→ DIRECTIVE: Which lines in the records below contain the word "value"? Copy each of them.

── DATA TO USE

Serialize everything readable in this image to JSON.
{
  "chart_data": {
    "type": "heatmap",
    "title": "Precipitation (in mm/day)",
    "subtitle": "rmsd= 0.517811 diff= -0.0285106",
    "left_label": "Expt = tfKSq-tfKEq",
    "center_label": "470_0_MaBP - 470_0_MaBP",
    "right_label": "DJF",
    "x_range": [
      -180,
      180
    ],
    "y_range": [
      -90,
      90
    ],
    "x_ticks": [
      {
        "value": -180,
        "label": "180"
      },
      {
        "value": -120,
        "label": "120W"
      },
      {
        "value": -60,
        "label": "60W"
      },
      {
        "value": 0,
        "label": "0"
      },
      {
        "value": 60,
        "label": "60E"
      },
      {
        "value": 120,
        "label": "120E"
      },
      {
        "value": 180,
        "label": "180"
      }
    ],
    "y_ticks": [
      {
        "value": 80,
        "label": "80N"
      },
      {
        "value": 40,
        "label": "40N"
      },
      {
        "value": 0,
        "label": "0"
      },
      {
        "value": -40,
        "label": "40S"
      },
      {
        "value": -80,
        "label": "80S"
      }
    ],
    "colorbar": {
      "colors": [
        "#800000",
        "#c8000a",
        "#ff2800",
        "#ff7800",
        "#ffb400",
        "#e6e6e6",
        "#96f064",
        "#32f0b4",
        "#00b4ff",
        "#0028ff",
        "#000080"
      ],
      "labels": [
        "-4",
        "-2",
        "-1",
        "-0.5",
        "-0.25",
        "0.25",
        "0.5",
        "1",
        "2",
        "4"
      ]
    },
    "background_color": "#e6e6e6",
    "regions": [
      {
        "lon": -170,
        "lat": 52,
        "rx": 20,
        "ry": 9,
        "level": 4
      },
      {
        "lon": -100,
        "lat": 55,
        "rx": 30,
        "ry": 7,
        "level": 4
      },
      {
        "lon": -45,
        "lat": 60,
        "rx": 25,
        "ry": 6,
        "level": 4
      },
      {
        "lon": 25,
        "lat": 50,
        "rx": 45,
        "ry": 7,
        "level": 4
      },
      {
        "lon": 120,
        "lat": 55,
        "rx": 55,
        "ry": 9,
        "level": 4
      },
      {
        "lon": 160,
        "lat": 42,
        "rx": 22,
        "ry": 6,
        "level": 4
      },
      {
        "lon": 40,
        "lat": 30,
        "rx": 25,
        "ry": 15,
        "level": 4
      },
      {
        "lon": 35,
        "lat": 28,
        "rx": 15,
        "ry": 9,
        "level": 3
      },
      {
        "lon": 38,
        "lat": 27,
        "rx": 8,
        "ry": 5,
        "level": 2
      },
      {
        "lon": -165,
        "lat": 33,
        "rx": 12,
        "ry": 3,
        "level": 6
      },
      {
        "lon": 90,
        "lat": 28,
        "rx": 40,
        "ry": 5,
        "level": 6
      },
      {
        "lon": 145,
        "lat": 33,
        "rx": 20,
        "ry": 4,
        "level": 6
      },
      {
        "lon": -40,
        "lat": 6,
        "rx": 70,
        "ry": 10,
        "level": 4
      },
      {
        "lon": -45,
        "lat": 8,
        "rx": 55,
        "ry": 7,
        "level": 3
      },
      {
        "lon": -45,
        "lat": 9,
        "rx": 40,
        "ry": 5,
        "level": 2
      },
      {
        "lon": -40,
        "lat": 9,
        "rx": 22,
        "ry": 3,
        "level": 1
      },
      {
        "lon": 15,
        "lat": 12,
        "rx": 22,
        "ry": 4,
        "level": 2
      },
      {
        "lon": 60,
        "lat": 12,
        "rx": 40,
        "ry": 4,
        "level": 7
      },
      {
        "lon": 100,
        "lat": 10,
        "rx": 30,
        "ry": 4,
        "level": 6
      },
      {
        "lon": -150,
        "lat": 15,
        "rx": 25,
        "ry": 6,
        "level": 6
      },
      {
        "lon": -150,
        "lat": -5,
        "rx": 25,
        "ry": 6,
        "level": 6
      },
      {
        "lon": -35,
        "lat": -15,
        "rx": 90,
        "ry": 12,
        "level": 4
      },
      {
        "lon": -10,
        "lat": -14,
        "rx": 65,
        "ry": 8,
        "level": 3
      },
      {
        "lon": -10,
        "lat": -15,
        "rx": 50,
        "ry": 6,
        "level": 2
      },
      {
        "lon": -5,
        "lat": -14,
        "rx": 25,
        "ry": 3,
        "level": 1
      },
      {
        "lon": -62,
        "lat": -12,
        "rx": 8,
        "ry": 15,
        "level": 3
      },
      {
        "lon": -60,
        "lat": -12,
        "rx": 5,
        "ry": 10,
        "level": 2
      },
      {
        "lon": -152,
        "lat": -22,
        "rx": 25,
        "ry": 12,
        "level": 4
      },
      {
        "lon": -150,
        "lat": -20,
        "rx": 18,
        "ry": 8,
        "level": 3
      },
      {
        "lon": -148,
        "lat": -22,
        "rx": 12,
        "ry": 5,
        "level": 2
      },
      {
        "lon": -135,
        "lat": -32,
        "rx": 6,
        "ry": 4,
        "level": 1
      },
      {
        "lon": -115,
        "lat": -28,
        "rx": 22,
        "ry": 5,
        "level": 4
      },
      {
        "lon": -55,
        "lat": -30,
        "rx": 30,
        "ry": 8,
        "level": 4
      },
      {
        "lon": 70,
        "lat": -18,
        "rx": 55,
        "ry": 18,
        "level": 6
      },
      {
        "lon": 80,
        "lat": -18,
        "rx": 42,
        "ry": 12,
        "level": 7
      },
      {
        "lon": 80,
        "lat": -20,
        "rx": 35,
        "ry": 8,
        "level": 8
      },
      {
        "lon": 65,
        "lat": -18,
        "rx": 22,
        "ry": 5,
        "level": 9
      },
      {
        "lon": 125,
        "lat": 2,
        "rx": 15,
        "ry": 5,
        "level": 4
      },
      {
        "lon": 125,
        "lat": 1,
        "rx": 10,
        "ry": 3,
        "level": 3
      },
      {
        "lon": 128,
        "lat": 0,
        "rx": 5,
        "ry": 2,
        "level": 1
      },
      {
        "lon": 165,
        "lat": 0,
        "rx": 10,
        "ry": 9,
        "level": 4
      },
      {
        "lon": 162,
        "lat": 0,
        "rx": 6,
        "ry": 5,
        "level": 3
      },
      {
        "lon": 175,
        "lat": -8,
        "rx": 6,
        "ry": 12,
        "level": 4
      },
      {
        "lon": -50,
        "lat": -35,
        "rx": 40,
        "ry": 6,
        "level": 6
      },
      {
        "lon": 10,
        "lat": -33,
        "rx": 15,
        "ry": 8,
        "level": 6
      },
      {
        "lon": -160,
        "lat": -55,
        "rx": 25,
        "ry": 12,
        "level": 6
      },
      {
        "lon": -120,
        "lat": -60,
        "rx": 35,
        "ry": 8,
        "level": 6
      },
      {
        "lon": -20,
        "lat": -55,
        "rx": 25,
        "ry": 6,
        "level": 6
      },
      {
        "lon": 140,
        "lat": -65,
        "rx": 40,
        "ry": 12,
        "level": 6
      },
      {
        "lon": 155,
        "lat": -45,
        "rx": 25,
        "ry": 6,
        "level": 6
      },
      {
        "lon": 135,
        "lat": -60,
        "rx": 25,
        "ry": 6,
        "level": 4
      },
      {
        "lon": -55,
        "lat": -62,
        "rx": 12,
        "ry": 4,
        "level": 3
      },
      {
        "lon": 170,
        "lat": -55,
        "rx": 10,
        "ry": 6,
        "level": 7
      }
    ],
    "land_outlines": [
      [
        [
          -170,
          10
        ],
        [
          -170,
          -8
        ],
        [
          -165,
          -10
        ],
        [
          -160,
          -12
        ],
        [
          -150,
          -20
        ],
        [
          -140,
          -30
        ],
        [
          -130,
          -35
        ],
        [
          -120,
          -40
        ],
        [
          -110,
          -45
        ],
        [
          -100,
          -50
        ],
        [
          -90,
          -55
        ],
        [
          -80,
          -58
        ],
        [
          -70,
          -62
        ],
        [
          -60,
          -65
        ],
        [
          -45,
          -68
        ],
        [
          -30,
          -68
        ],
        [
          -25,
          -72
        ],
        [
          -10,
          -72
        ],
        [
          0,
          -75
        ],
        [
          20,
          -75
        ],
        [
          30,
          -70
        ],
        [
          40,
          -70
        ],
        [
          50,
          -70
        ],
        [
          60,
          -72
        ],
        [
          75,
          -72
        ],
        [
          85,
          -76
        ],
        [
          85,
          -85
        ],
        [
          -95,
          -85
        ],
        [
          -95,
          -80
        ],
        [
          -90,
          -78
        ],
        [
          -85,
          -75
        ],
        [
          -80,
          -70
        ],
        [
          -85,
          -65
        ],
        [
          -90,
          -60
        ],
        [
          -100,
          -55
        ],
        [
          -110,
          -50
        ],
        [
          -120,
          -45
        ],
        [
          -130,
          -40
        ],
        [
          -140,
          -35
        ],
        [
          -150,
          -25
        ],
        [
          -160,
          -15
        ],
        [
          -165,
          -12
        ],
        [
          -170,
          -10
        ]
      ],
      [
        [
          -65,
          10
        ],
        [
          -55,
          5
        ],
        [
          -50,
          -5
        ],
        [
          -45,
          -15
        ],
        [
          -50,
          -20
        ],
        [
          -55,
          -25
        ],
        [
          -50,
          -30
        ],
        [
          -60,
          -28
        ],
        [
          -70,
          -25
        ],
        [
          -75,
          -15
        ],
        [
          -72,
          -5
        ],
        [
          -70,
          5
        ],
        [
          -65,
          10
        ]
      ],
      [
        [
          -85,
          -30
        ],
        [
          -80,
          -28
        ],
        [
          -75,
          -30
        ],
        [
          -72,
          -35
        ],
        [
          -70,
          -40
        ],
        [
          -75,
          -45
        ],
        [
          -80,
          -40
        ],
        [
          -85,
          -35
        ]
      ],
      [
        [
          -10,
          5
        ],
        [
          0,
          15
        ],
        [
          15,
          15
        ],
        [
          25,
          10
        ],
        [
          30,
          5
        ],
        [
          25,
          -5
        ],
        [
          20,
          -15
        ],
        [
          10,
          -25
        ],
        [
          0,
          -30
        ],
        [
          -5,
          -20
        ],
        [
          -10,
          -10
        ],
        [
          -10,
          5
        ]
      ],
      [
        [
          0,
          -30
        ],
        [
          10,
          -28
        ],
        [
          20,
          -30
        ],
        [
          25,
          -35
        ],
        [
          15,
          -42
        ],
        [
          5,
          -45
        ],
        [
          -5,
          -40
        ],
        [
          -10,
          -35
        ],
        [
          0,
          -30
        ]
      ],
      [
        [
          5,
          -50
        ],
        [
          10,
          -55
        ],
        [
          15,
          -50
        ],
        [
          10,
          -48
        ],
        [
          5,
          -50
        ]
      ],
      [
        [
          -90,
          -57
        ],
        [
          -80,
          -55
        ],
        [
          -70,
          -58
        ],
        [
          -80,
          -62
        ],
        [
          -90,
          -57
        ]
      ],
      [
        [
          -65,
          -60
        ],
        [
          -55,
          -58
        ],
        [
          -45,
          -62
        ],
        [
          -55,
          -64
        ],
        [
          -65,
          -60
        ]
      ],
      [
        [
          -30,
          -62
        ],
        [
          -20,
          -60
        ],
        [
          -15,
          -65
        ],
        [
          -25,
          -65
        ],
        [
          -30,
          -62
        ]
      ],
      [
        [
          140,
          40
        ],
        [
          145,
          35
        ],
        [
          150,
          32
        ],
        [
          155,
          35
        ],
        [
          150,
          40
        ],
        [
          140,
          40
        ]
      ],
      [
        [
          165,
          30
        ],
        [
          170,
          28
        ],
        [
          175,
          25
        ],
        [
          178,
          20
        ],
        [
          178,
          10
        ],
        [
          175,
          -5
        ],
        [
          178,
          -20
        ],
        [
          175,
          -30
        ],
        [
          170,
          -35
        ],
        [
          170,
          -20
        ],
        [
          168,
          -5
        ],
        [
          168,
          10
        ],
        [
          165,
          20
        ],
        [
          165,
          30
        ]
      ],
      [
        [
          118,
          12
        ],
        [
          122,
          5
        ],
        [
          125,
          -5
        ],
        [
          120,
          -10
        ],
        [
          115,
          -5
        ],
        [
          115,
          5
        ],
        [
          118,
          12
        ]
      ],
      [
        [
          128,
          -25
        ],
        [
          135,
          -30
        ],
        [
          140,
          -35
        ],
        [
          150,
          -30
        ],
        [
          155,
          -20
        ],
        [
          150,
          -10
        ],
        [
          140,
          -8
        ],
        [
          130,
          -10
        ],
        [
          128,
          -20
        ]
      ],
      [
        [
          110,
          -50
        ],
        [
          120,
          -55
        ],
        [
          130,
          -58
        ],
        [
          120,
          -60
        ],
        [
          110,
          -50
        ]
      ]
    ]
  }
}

────

→ RESULT BELOW:
        "value": -180,
        "value": -120,
        "value": -60,
        "value": 0,
        "value": 60,
        "value": 120,
        "value": 180,
        "value": 80,
        "value": 40,
        "value": 0,
        "value": -40,
        "value": -80,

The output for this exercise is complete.